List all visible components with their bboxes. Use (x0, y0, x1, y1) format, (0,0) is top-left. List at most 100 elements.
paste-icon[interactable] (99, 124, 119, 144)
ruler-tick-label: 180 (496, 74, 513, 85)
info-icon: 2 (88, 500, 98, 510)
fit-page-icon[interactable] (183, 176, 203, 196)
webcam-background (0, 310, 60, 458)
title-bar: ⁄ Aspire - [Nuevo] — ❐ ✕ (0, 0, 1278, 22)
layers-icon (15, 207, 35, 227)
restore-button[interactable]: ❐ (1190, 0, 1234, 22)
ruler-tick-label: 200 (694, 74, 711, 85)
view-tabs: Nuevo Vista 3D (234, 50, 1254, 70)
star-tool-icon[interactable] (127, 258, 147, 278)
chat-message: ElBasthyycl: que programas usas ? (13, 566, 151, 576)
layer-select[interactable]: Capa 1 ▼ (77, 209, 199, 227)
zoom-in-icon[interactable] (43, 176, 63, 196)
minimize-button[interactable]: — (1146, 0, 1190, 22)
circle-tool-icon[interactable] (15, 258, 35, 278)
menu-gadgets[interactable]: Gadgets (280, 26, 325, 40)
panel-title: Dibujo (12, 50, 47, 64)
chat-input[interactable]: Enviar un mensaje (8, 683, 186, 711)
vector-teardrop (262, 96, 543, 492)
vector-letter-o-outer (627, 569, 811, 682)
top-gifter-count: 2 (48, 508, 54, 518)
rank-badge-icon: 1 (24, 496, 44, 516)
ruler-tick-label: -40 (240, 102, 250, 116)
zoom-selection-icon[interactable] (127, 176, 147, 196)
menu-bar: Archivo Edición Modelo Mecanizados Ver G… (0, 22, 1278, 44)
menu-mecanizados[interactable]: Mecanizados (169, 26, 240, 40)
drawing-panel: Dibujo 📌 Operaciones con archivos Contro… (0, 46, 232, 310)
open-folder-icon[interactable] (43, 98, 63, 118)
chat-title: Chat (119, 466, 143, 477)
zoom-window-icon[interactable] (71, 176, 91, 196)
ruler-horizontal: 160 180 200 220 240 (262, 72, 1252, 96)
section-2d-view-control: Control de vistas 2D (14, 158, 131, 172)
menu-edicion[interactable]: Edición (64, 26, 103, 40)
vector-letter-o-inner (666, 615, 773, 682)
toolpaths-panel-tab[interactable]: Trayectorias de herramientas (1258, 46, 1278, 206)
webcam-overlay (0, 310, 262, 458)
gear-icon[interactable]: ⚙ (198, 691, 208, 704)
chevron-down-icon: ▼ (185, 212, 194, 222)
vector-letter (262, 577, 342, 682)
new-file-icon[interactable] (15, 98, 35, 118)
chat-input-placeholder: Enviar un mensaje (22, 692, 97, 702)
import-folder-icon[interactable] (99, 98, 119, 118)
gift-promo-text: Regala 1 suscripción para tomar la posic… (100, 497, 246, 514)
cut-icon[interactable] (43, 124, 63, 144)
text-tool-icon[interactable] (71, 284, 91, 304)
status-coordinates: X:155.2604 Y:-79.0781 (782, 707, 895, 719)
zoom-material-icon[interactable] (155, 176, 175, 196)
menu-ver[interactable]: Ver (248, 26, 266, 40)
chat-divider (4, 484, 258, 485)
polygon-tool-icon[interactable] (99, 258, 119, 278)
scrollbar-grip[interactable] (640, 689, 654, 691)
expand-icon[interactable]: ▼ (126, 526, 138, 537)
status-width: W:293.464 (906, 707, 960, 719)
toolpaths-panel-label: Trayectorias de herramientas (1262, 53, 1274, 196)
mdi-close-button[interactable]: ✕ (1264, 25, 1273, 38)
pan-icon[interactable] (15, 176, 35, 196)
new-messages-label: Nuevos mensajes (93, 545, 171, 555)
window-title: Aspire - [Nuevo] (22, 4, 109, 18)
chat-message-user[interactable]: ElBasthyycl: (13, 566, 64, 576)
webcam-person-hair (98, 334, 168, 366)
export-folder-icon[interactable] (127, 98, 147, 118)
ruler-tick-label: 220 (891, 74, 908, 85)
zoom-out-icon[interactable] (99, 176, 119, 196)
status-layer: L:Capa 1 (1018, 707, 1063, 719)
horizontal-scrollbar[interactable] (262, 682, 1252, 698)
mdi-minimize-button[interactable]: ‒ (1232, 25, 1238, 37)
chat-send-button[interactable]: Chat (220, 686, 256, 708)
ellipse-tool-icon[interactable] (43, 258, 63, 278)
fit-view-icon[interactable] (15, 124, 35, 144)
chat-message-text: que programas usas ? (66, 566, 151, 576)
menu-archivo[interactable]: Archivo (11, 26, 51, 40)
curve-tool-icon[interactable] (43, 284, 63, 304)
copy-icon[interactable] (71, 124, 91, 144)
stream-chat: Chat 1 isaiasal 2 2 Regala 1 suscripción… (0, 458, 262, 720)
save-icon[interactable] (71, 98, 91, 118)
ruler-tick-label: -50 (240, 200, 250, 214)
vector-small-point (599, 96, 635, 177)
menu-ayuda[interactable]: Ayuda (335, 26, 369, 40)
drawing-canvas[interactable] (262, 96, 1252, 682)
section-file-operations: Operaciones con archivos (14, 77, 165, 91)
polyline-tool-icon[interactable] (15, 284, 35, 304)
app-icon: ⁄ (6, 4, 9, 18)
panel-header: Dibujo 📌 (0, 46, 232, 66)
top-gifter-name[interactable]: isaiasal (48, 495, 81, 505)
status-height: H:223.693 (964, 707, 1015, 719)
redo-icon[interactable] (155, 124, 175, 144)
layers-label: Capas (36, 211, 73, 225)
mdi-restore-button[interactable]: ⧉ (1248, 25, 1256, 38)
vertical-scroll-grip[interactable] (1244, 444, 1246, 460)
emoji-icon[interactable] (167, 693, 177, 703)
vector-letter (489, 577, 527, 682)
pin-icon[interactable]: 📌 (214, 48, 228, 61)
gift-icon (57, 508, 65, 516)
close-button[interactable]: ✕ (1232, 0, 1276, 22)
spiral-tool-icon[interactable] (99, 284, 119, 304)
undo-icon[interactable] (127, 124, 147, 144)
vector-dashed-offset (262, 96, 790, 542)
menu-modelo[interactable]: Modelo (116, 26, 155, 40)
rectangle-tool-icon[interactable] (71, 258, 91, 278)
□ □ □ □ □ □ □
Copia estas filas de forma literal, sin cambiar nada.

List all visible components with their bboxes. Use (x0, y0, x1, y1) format, (0,0) is top-left. List at most 100 elements.
paste-icon[interactable] (99, 124, 119, 144)
ruler-tick-label: 180 (496, 74, 513, 85)
info-icon: 2 (88, 500, 98, 510)
fit-page-icon[interactable] (183, 176, 203, 196)
webcam-background (0, 310, 60, 458)
title-bar: ⁄ Aspire - [Nuevo] — ❐ ✕ (0, 0, 1278, 22)
layers-icon (15, 207, 35, 227)
restore-button[interactable]: ❐ (1190, 0, 1234, 22)
ruler-tick-label: 200 (694, 74, 711, 85)
view-tabs: Nuevo Vista 3D (234, 50, 1254, 70)
star-tool-icon[interactable] (127, 258, 147, 278)
chat-message: ElBasthyycl: que programas usas ? (13, 566, 151, 576)
layer-select[interactable]: Capa 1 ▼ (77, 209, 199, 227)
zoom-in-icon[interactable] (43, 176, 63, 196)
minimize-button[interactable]: — (1146, 0, 1190, 22)
circle-tool-icon[interactable] (15, 258, 35, 278)
menu-gadgets[interactable]: Gadgets (280, 26, 325, 40)
panel-title: Dibujo (12, 50, 47, 64)
chat-input[interactable]: Enviar un mensaje (8, 683, 186, 711)
vector-teardrop (262, 96, 543, 492)
vector-letter-o-outer (627, 569, 811, 682)
top-gifter-count: 2 (48, 508, 54, 518)
rank-badge-icon: 1 (24, 496, 44, 516)
ruler-tick-label: -40 (240, 102, 250, 116)
zoom-selection-icon[interactable] (127, 176, 147, 196)
menu-bar: Archivo Edición Modelo Mecanizados Ver G… (0, 22, 1278, 44)
menu-mecanizados[interactable]: Mecanizados (169, 26, 240, 40)
drawing-panel: Dibujo 📌 Operaciones con archivos Contro… (0, 46, 232, 310)
open-folder-icon[interactable] (43, 98, 63, 118)
chat-title: Chat (119, 466, 143, 477)
zoom-window-icon[interactable] (71, 176, 91, 196)
ruler-horizontal: 160 180 200 220 240 (262, 72, 1252, 96)
section-2d-view-control: Control de vistas 2D (14, 158, 131, 172)
menu-edicion[interactable]: Edición (64, 26, 103, 40)
vector-letter-o-inner (666, 615, 773, 682)
toolpaths-panel-tab[interactable]: Trayectorias de herramientas (1258, 46, 1278, 206)
webcam-overlay (0, 310, 262, 458)
gear-icon[interactable]: ⚙ (198, 691, 208, 704)
chevron-down-icon: ▼ (185, 212, 194, 222)
vector-letter (262, 577, 342, 682)
new-file-icon[interactable] (15, 98, 35, 118)
chat-input-placeholder: Enviar un mensaje (22, 692, 97, 702)
import-folder-icon[interactable] (99, 98, 119, 118)
gift-promo-text: Regala 1 suscripción para tomar la posic… (100, 497, 246, 514)
cut-icon[interactable] (43, 124, 63, 144)
text-tool-icon[interactable] (71, 284, 91, 304)
status-coordinates: X:155.2604 Y:-79.0781 (782, 707, 895, 719)
zoom-material-icon[interactable] (155, 176, 175, 196)
menu-ver[interactable]: Ver (248, 26, 266, 40)
chat-divider (4, 484, 258, 485)
polygon-tool-icon[interactable] (99, 258, 119, 278)
scrollbar-grip[interactable] (640, 689, 654, 691)
expand-icon[interactable]: ▼ (126, 526, 138, 537)
status-width: W:293.464 (906, 707, 960, 719)
toolpaths-panel-label: Trayectorias de herramientas (1262, 53, 1274, 196)
mdi-close-button[interactable]: ✕ (1264, 25, 1273, 38)
pan-icon[interactable] (15, 176, 35, 196)
new-messages-label: Nuevos mensajes (93, 545, 171, 555)
window-title: Aspire - [Nuevo] (22, 4, 109, 18)
chat-message-user[interactable]: ElBasthyycl: (13, 566, 64, 576)
webcam-person-hair (98, 334, 168, 366)
export-folder-icon[interactable] (127, 98, 147, 118)
ruler-tick-label: 220 (891, 74, 908, 85)
zoom-out-icon[interactable] (99, 176, 119, 196)
status-layer: L:Capa 1 (1018, 707, 1063, 719)
horizontal-scrollbar[interactable] (262, 682, 1252, 698)
mdi-minimize-button[interactable]: ‒ (1232, 25, 1238, 37)
chat-send-button[interactable]: Chat (220, 686, 256, 708)
ellipse-tool-icon[interactable] (43, 258, 63, 278)
fit-view-icon[interactable] (15, 124, 35, 144)
chat-message-text: que programas usas ? (66, 566, 151, 576)
menu-archivo[interactable]: Archivo (11, 26, 51, 40)
curve-tool-icon[interactable] (43, 284, 63, 304)
copy-icon[interactable] (71, 124, 91, 144)
stream-chat: Chat 1 isaiasal 2 2 Regala 1 suscripción… (0, 458, 262, 720)
save-icon[interactable] (71, 98, 91, 118)
ruler-tick-label: -50 (240, 200, 250, 214)
vector-small-point (599, 96, 635, 177)
menu-ayuda[interactable]: Ayuda (335, 26, 369, 40)
drawing-canvas[interactable] (262, 96, 1252, 682)
section-file-operations: Operaciones con archivos (14, 77, 165, 91)
polyline-tool-icon[interactable] (15, 284, 35, 304)
app-icon: ⁄ (6, 4, 9, 18)
panel-header: Dibujo 📌 (0, 46, 232, 66)
top-gifter-name[interactable]: isaiasal (48, 495, 81, 505)
status-height: H:223.693 (964, 707, 1015, 719)
redo-icon[interactable] (155, 124, 175, 144)
layers-label: Capas (36, 211, 73, 225)
mdi-restore-button[interactable]: ⧉ (1248, 25, 1256, 38)
vertical-scroll-grip[interactable] (1244, 444, 1246, 460)
emoji-icon[interactable] (167, 693, 177, 703)
vector-letter (489, 577, 527, 682)
pin-icon[interactable]: 📌 (214, 48, 228, 61)
gift-icon (57, 508, 65, 516)
close-button[interactable]: ✕ (1232, 0, 1276, 22)
spiral-tool-icon[interactable] (99, 284, 119, 304)
undo-icon[interactable] (127, 124, 147, 144)
vector-dashed-offset (262, 96, 790, 542)
menu-modelo[interactable]: Modelo (116, 26, 155, 40)
rectangle-tool-icon[interactable] (71, 258, 91, 278)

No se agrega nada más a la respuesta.